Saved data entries
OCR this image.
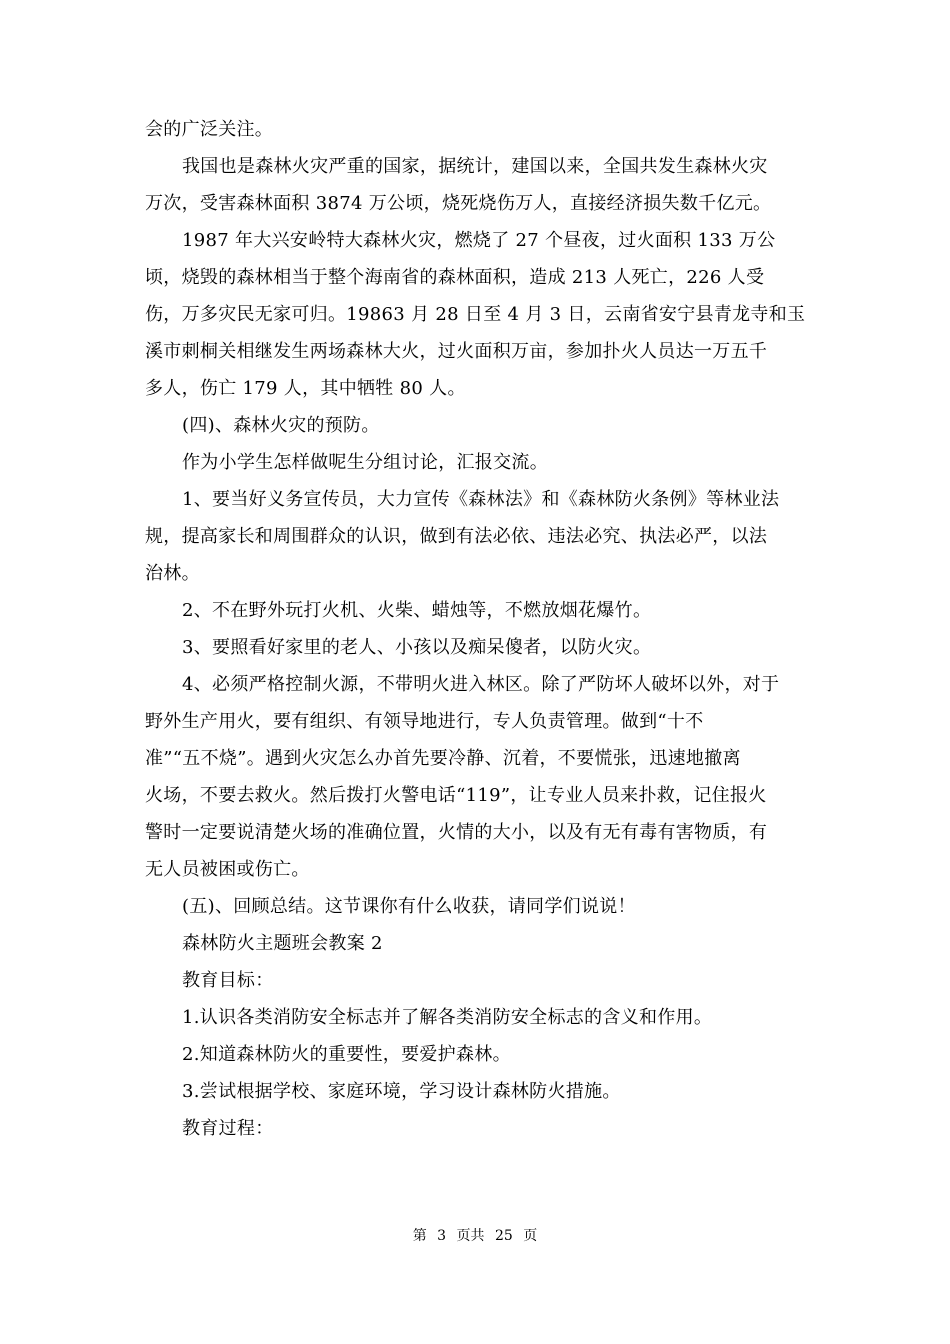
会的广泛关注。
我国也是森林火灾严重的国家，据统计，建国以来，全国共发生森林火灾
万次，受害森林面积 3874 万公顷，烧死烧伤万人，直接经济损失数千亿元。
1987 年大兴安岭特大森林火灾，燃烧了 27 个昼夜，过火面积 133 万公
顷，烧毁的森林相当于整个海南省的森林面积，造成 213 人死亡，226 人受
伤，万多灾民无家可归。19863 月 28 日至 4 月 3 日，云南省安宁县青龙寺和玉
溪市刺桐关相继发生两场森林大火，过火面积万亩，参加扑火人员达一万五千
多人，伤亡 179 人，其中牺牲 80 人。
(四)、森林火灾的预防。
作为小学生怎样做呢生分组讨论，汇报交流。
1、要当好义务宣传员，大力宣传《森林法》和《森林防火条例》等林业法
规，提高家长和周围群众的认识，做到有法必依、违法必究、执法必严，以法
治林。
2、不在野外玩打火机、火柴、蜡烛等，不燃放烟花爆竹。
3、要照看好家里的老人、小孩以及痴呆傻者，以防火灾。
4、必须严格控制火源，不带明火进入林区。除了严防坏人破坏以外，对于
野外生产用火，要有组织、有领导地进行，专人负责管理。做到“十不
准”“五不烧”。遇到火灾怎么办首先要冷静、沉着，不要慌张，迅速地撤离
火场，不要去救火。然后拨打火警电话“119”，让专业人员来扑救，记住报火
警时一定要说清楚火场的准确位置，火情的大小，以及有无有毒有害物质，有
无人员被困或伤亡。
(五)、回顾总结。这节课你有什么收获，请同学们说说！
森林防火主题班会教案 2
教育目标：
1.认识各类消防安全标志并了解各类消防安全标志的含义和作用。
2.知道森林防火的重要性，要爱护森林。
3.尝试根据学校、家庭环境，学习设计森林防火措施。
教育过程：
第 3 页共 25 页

• [Work to be completed] Extract every line of the data exactly; pictures stay out.

• [The answer]
OCR this image.
会的广泛关注。
我国也是森林火灾严重的国家，据统计，建国以来，全国共发生森林火灾
万次，受害森林面积 3874 万公顷，烧死烧伤万人，直接经济损失数千亿元。
1987 年大兴安岭特大森林火灾，燃烧了 27 个昼夜，过火面积 133 万公
顷，烧毁的森林相当于整个海南省的森林面积，造成 213 人死亡，226 人受
伤，万多灾民无家可归。19863 月 28 日至 4 月 3 日，云南省安宁县青龙寺和玉
溪市刺桐关相继发生两场森林大火，过火面积万亩，参加扑火人员达一万五千
多人，伤亡 179 人，其中牺牲 80 人。
(四)、森林火灾的预防。
作为小学生怎样做呢生分组讨论，汇报交流。
1、要当好义务宣传员，大力宣传《森林法》和《森林防火条例》等林业法
规，提高家长和周围群众的认识，做到有法必依、违法必究、执法必严，以法
治林。
2、不在野外玩打火机、火柴、蜡烛等，不燃放烟花爆竹。
3、要照看好家里的老人、小孩以及痴呆傻者，以防火灾。
4、必须严格控制火源，不带明火进入林区。除了严防坏人破坏以外，对于
野外生产用火，要有组织、有领导地进行，专人负责管理。做到“十不
准”“五不烧”。遇到火灾怎么办首先要冷静、沉着，不要慌张，迅速地撤离
火场，不要去救火。然后拨打火警电话“119”，让专业人员来扑救，记住报火
警时一定要说清楚火场的准确位置，火情的大小，以及有无有毒有害物质，有
无人员被困或伤亡。
(五)、回顾总结。这节课你有什么收获，请同学们说说！
森林防火主题班会教案 2
教育目标：
1.认识各类消防安全标志并了解各类消防安全标志的含义和作用。
2.知道森林防火的重要性，要爱护森林。
3.尝试根据学校、家庭环境，学习设计森林防火措施。
教育过程：
第 3 页共 25 页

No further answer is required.